Task directions — Answer with the number of lines in the listing below that contain the word "true", and nothing else.

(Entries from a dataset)
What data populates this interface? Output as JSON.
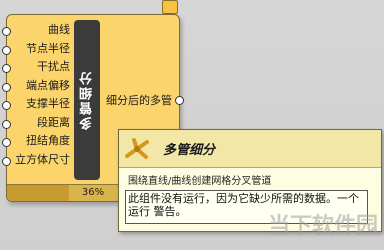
{
  "component": {
    "nickname": "多管细分",
    "inputs": [
      {
        "label": "曲线"
      },
      {
        "label": "节点半径"
      },
      {
        "label": "干扰点"
      },
      {
        "label": "端点偏移"
      },
      {
        "label": "支撑半径"
      },
      {
        "label": "段距离"
      },
      {
        "label": "扭结角度"
      },
      {
        "label": "立方体尺寸"
      }
    ],
    "output_label": "细分后的多管",
    "progress_text": "36%",
    "progress_fraction": 0.36
  },
  "tooltip": {
    "title": "多管细分",
    "subtitle": "围绕直线/曲线创建网格分叉管道",
    "warning": "此组件没有运行，因为它缺少所需的数据。一个  运行  警告。"
  },
  "watermark": "当下软件园"
}
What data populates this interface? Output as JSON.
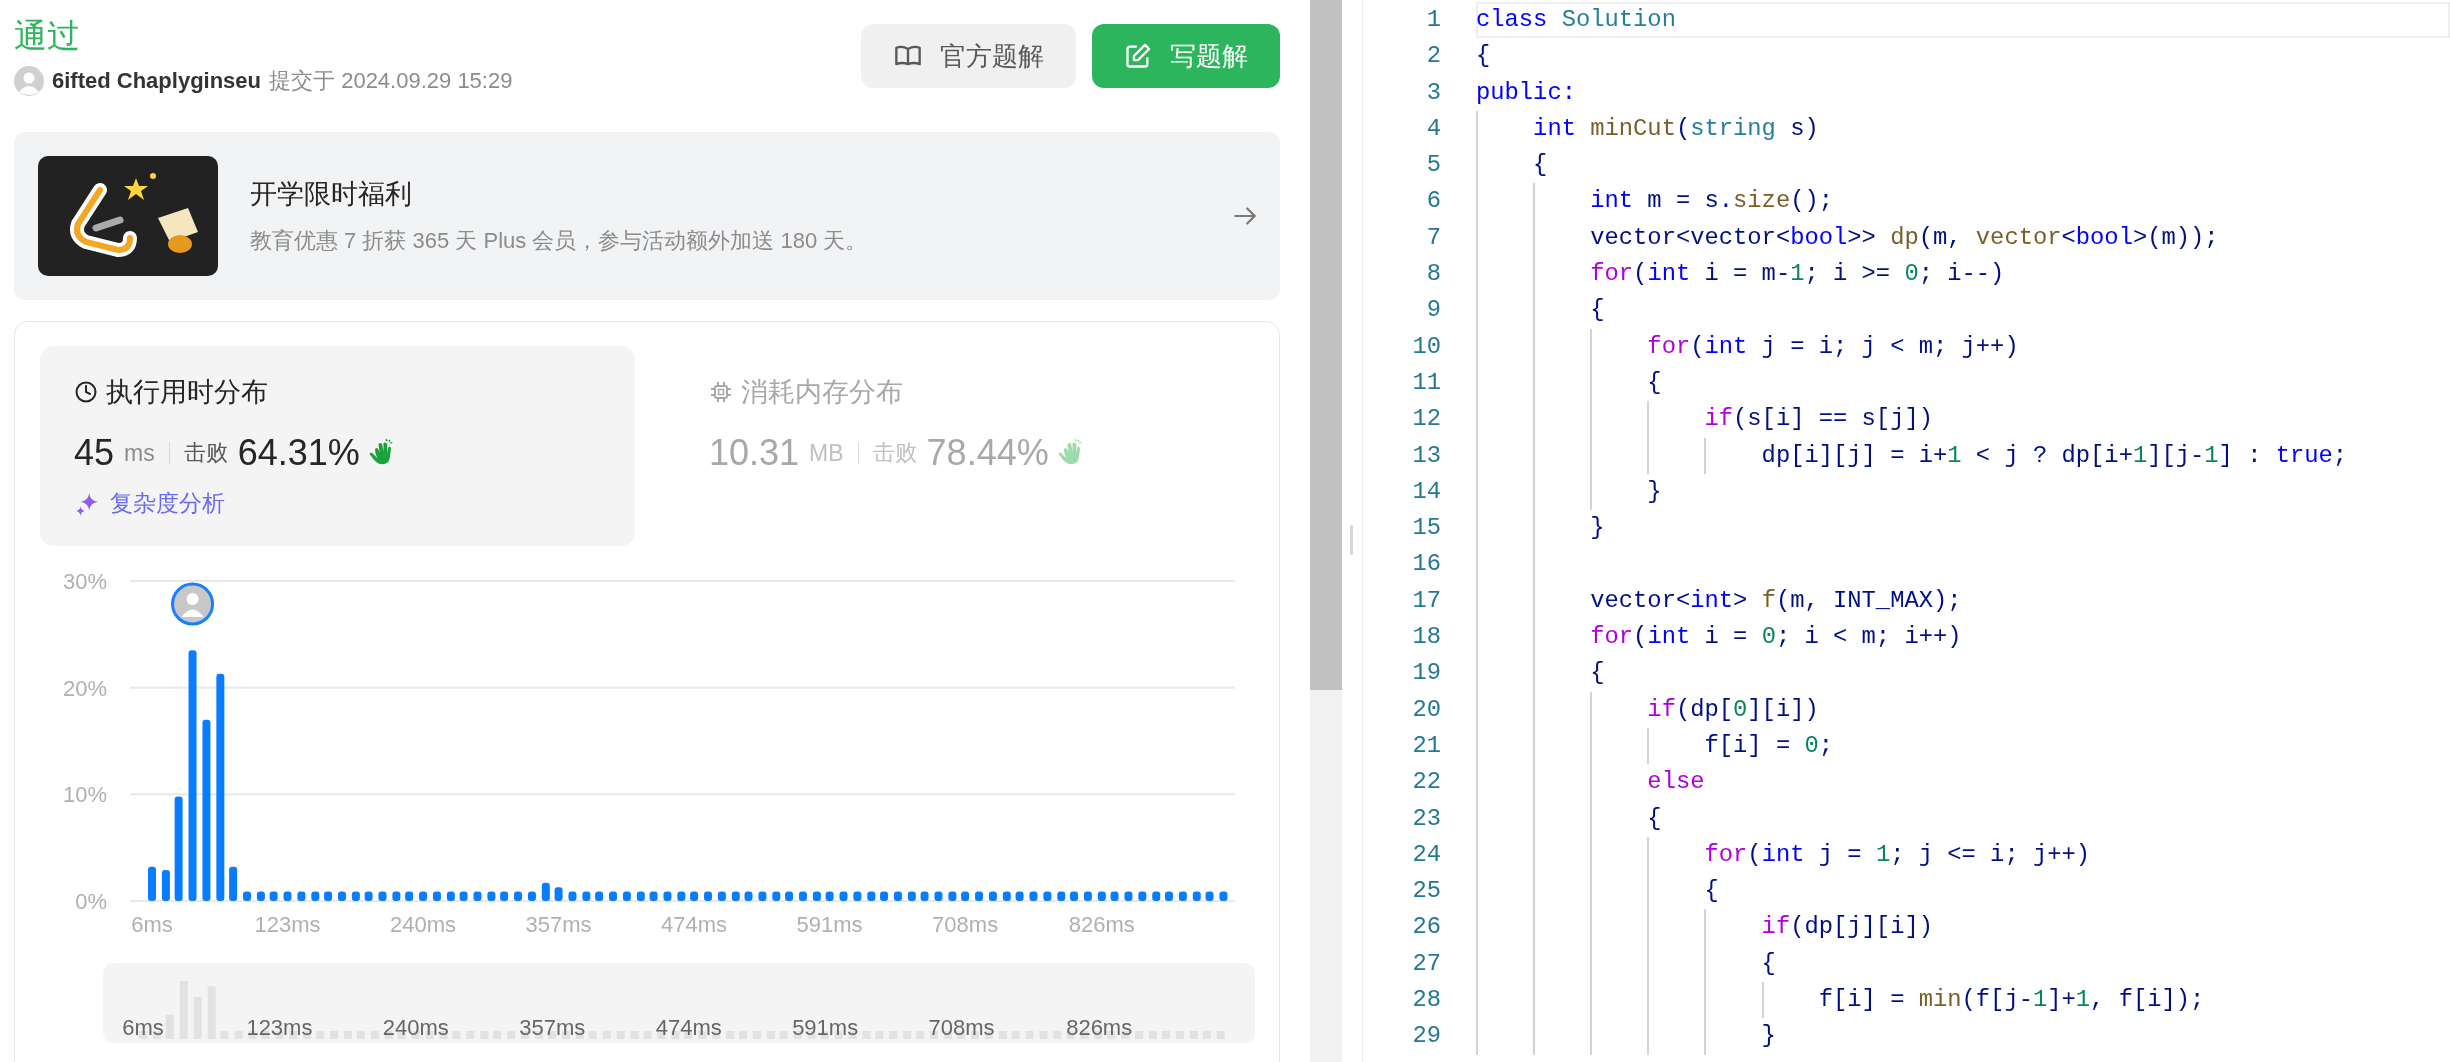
{
  "result": {
    "status": "通过",
    "user": "6ifted Chaplyginseu",
    "submitted": "提交于 2024.09.29 15:29"
  },
  "buttons": [
    {
      "label": "官方题解",
      "kind": "secondary"
    },
    {
      "label": "写题解",
      "kind": "primary"
    }
  ],
  "promo": {
    "title": "开学限时福利",
    "subtitle": "教育优惠 7 折获 365 天 Plus 会员，参与活动额外加送 180 天。"
  },
  "stats_tabs": [
    {
      "kind": "time",
      "title": "执行用时分布",
      "selected": true,
      "value": "45",
      "unit": "ms",
      "beat_label": "击败",
      "percent": "64.31%",
      "link": "复杂度分析"
    },
    {
      "kind": "memory",
      "title": "消耗内存分布",
      "selected": false,
      "value": "10.31",
      "unit": "MB",
      "beat_label": "击败",
      "percent": "78.44%"
    }
  ],
  "chart_data": {
    "type": "bar",
    "x": [
      6,
      18,
      29,
      41,
      53,
      65,
      76,
      88,
      100,
      111,
      123,
      135,
      147,
      158,
      170,
      182,
      193,
      205,
      217,
      228,
      240,
      252,
      264,
      275,
      287,
      299,
      310,
      322,
      334,
      346,
      357,
      369,
      381,
      392,
      404,
      416,
      428,
      439,
      451,
      463,
      474,
      486,
      498,
      510,
      521,
      533,
      545,
      556,
      568,
      580,
      591,
      603,
      615,
      627,
      638,
      650,
      662,
      673,
      685,
      697,
      708,
      720,
      732,
      744,
      755,
      767,
      779,
      791,
      802,
      814,
      826,
      837,
      849,
      861,
      873,
      884,
      896,
      908,
      919,
      931
    ],
    "values": [
      3.2,
      2.9,
      9.8,
      23.5,
      17,
      21.3,
      3.2,
      0.9,
      0.9,
      0.9,
      0.9,
      0.9,
      0.9,
      0.9,
      0.9,
      0.9,
      0.9,
      0.9,
      0.9,
      0.9,
      0.9,
      0.9,
      0.9,
      0.9,
      0.9,
      0.9,
      0.9,
      0.9,
      0.9,
      1.7,
      1.3,
      0.9,
      0.9,
      0.9,
      0.9,
      0.9,
      0.9,
      0.9,
      0.9,
      0.9,
      0.9,
      0.9,
      0.9,
      0.9,
      0.9,
      0.9,
      0.9,
      0.9,
      0.9,
      0.9,
      0.9,
      0.9,
      0.9,
      0.9,
      0.9,
      0.9,
      0.9,
      0.9,
      0.9,
      0.9,
      0.9,
      0.9,
      0.9,
      0.9,
      0.9,
      0.9,
      0.9,
      0.9,
      0.9,
      0.9,
      0.9,
      0.9,
      0.9,
      0.9,
      0.9,
      0.9,
      0.9,
      0.9,
      0.9,
      0.9
    ],
    "xlim": [
      -13,
      941
    ],
    "ylim": [
      0,
      30
    ],
    "yticks": [
      {
        "value": 0,
        "label": "0%"
      },
      {
        "value": 10,
        "label": "10%"
      },
      {
        "value": 20,
        "label": "20%"
      },
      {
        "value": 30,
        "label": "30%"
      }
    ],
    "xticks": [
      {
        "value": 6,
        "label": "6ms"
      },
      {
        "value": 123,
        "label": "123ms"
      },
      {
        "value": 240,
        "label": "240ms"
      },
      {
        "value": 357,
        "label": "357ms"
      },
      {
        "value": 474,
        "label": "474ms"
      },
      {
        "value": 591,
        "label": "591ms"
      },
      {
        "value": 708,
        "label": "708ms"
      },
      {
        "value": 826,
        "label": "826ms"
      }
    ]
  },
  "overview_labels": [
    "6ms",
    "123ms",
    "240ms",
    "357ms",
    "474ms",
    "591ms",
    "708ms",
    "826ms"
  ],
  "code": {
    "lines": [
      {
        "n": "1",
        "current": true,
        "tokens": [
          {
            "kind": "keyword",
            "text": "class"
          },
          {
            "kind": "type",
            "text": " Solution"
          }
        ]
      },
      {
        "n": "2",
        "current": false,
        "tokens": [
          {
            "kind": "plain",
            "text": "{"
          }
        ]
      },
      {
        "n": "3",
        "current": false,
        "tokens": [
          {
            "kind": "keyword",
            "text": "public:"
          }
        ]
      },
      {
        "n": "4",
        "current": false,
        "tokens": [
          {
            "kind": "keyword",
            "text": "    int"
          },
          {
            "kind": "function",
            "text": " minCut"
          },
          {
            "kind": "plain",
            "text": "("
          },
          {
            "kind": "type",
            "text": "string"
          },
          {
            "kind": "plain",
            "text": " s)"
          }
        ]
      },
      {
        "n": "5",
        "current": false,
        "tokens": [
          {
            "kind": "plain",
            "text": "    {"
          }
        ]
      },
      {
        "n": "6",
        "current": false,
        "tokens": [
          {
            "kind": "keyword",
            "text": "        int"
          },
          {
            "kind": "plain",
            "text": " m = s."
          },
          {
            "kind": "function",
            "text": "size"
          },
          {
            "kind": "plain",
            "text": "();"
          }
        ]
      },
      {
        "n": "7",
        "current": false,
        "tokens": [
          {
            "kind": "plain",
            "text": "        vector<vector<"
          },
          {
            "kind": "keyword",
            "text": "bool"
          },
          {
            "kind": "plain",
            "text": ">> "
          },
          {
            "kind": "function",
            "text": "dp"
          },
          {
            "kind": "plain",
            "text": "(m, "
          },
          {
            "kind": "function",
            "text": "vector"
          },
          {
            "kind": "plain",
            "text": "<"
          },
          {
            "kind": "keyword",
            "text": "bool"
          },
          {
            "kind": "plain",
            "text": ">(m));"
          }
        ]
      },
      {
        "n": "8",
        "current": false,
        "tokens": [
          {
            "kind": "control",
            "text": "        for"
          },
          {
            "kind": "plain",
            "text": "("
          },
          {
            "kind": "keyword",
            "text": "int"
          },
          {
            "kind": "plain",
            "text": " i = m-"
          },
          {
            "kind": "number",
            "text": "1"
          },
          {
            "kind": "plain",
            "text": "; i >= "
          },
          {
            "kind": "number",
            "text": "0"
          },
          {
            "kind": "plain",
            "text": "; i--)"
          }
        ]
      },
      {
        "n": "9",
        "current": false,
        "tokens": [
          {
            "kind": "plain",
            "text": "        {"
          }
        ]
      },
      {
        "n": "10",
        "current": false,
        "tokens": [
          {
            "kind": "control",
            "text": "            for"
          },
          {
            "kind": "plain",
            "text": "("
          },
          {
            "kind": "keyword",
            "text": "int"
          },
          {
            "kind": "plain",
            "text": " j = i; j < m; j++)"
          }
        ]
      },
      {
        "n": "11",
        "current": false,
        "tokens": [
          {
            "kind": "plain",
            "text": "            {"
          }
        ]
      },
      {
        "n": "12",
        "current": false,
        "tokens": [
          {
            "kind": "control",
            "text": "                if"
          },
          {
            "kind": "plain",
            "text": "(s[i] == s[j])"
          }
        ]
      },
      {
        "n": "13",
        "current": false,
        "tokens": [
          {
            "kind": "plain",
            "text": "                    dp[i][j] = i+"
          },
          {
            "kind": "number",
            "text": "1"
          },
          {
            "kind": "plain",
            "text": " < j ? dp[i+"
          },
          {
            "kind": "number",
            "text": "1"
          },
          {
            "kind": "plain",
            "text": "][j-"
          },
          {
            "kind": "number",
            "text": "1"
          },
          {
            "kind": "plain",
            "text": "] : "
          },
          {
            "kind": "keyword",
            "text": "true"
          },
          {
            "kind": "plain",
            "text": ";"
          }
        ]
      },
      {
        "n": "14",
        "current": false,
        "tokens": [
          {
            "kind": "plain",
            "text": "            }"
          }
        ]
      },
      {
        "n": "15",
        "current": false,
        "tokens": [
          {
            "kind": "plain",
            "text": "        }"
          }
        ]
      },
      {
        "n": "16"
      },
      {
        "n": "17",
        "current": false,
        "tokens": [
          {
            "kind": "plain",
            "text": "        vector<"
          },
          {
            "kind": "keyword",
            "text": "int"
          },
          {
            "kind": "plain",
            "text": "> "
          },
          {
            "kind": "function",
            "text": "f"
          },
          {
            "kind": "plain",
            "text": "(m, INT_MAX);"
          }
        ]
      },
      {
        "n": "18",
        "current": false,
        "tokens": [
          {
            "kind": "control",
            "text": "        for"
          },
          {
            "kind": "plain",
            "text": "("
          },
          {
            "kind": "keyword",
            "text": "int"
          },
          {
            "kind": "plain",
            "text": " i = "
          },
          {
            "kind": "number",
            "text": "0"
          },
          {
            "kind": "plain",
            "text": "; i < m; i++)"
          }
        ]
      },
      {
        "n": "19",
        "current": false,
        "tokens": [
          {
            "kind": "plain",
            "text": "        {"
          }
        ]
      },
      {
        "n": "20",
        "current": false,
        "tokens": [
          {
            "kind": "control",
            "text": "            if"
          },
          {
            "kind": "plain",
            "text": "(dp["
          },
          {
            "kind": "number",
            "text": "0"
          },
          {
            "kind": "plain",
            "text": "][i])"
          }
        ]
      },
      {
        "n": "21",
        "current": false,
        "tokens": [
          {
            "kind": "plain",
            "text": "                f[i] = "
          },
          {
            "kind": "number",
            "text": "0"
          },
          {
            "kind": "plain",
            "text": ";"
          }
        ]
      },
      {
        "n": "22",
        "current": false,
        "tokens": [
          {
            "kind": "control",
            "text": "            else"
          }
        ]
      },
      {
        "n": "23",
        "current": false,
        "tokens": [
          {
            "kind": "plain",
            "text": "            {"
          }
        ]
      },
      {
        "n": "24",
        "current": false,
        "tokens": [
          {
            "kind": "control",
            "text": "                for"
          },
          {
            "kind": "plain",
            "text": "("
          },
          {
            "kind": "keyword",
            "text": "int"
          },
          {
            "kind": "plain",
            "text": " j = "
          },
          {
            "kind": "number",
            "text": "1"
          },
          {
            "kind": "plain",
            "text": "; j <= i; j++)"
          }
        ]
      },
      {
        "n": "25",
        "current": false,
        "tokens": [
          {
            "kind": "plain",
            "text": "                {"
          }
        ]
      },
      {
        "n": "26",
        "current": false,
        "tokens": [
          {
            "kind": "control",
            "text": "                    if"
          },
          {
            "kind": "plain",
            "text": "(dp[j][i])"
          }
        ]
      },
      {
        "n": "27",
        "current": false,
        "tokens": [
          {
            "kind": "plain",
            "text": "                    {"
          }
        ]
      },
      {
        "n": "28",
        "current": false,
        "tokens": [
          {
            "kind": "plain",
            "text": "                        f[i] = "
          },
          {
            "kind": "function",
            "text": "min"
          },
          {
            "kind": "plain",
            "text": "(f[j-"
          },
          {
            "kind": "number",
            "text": "1"
          },
          {
            "kind": "plain",
            "text": "]+"
          },
          {
            "kind": "number",
            "text": "1"
          },
          {
            "kind": "plain",
            "text": ", f[i]);"
          }
        ]
      },
      {
        "n": "29",
        "current": false,
        "tokens": [
          {
            "kind": "plain",
            "text": "                    }"
          }
        ]
      }
    ]
  }
}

Response to the task — 3